* start MATERIAL SUPPLIED *

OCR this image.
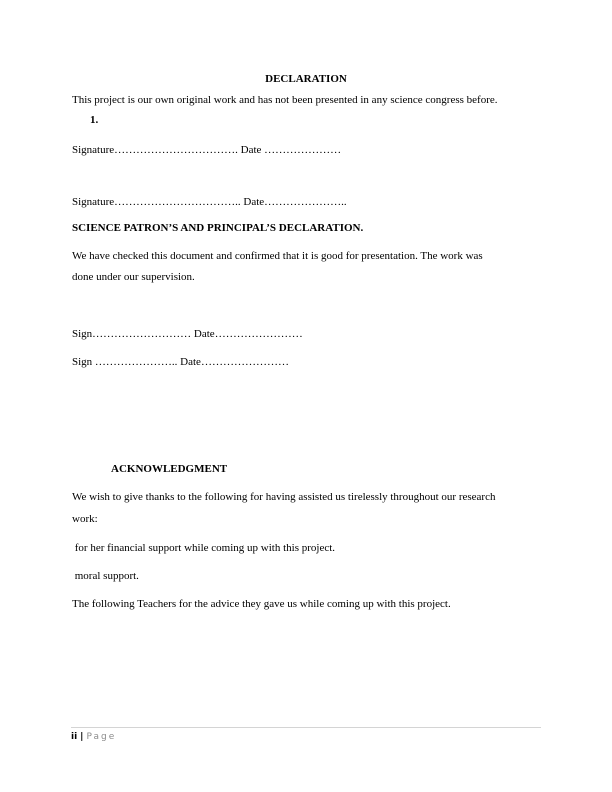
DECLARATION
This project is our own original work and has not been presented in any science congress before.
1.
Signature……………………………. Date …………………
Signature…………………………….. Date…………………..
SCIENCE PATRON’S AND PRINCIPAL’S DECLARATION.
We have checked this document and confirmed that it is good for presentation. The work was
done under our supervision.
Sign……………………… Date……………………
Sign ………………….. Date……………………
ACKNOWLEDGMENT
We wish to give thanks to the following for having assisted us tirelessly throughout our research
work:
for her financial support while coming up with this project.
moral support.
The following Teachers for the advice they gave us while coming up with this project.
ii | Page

* end MATERIAL SUPPLIED *
* start MATERIAL SUPPLIED *

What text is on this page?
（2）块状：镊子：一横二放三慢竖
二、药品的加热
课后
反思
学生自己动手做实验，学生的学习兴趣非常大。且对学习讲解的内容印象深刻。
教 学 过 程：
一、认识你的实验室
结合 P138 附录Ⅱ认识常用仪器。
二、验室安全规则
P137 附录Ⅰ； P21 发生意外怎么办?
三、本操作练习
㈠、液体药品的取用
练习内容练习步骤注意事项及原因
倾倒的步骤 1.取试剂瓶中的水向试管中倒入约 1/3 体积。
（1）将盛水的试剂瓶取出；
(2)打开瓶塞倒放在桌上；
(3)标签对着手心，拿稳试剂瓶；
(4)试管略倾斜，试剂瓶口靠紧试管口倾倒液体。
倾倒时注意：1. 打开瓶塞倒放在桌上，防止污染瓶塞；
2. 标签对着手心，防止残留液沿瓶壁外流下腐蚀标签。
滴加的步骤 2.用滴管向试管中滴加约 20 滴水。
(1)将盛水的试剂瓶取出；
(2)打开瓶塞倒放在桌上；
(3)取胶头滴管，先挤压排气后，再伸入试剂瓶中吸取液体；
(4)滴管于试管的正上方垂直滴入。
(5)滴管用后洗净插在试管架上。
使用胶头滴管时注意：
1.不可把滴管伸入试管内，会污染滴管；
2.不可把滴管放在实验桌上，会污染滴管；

* end MATERIAL SUPPLIED *

- _YOUR TASK_:
How many lines in the records hold the string "coming"? Reply with the number alone.

- _FULL OUTPUT_:
2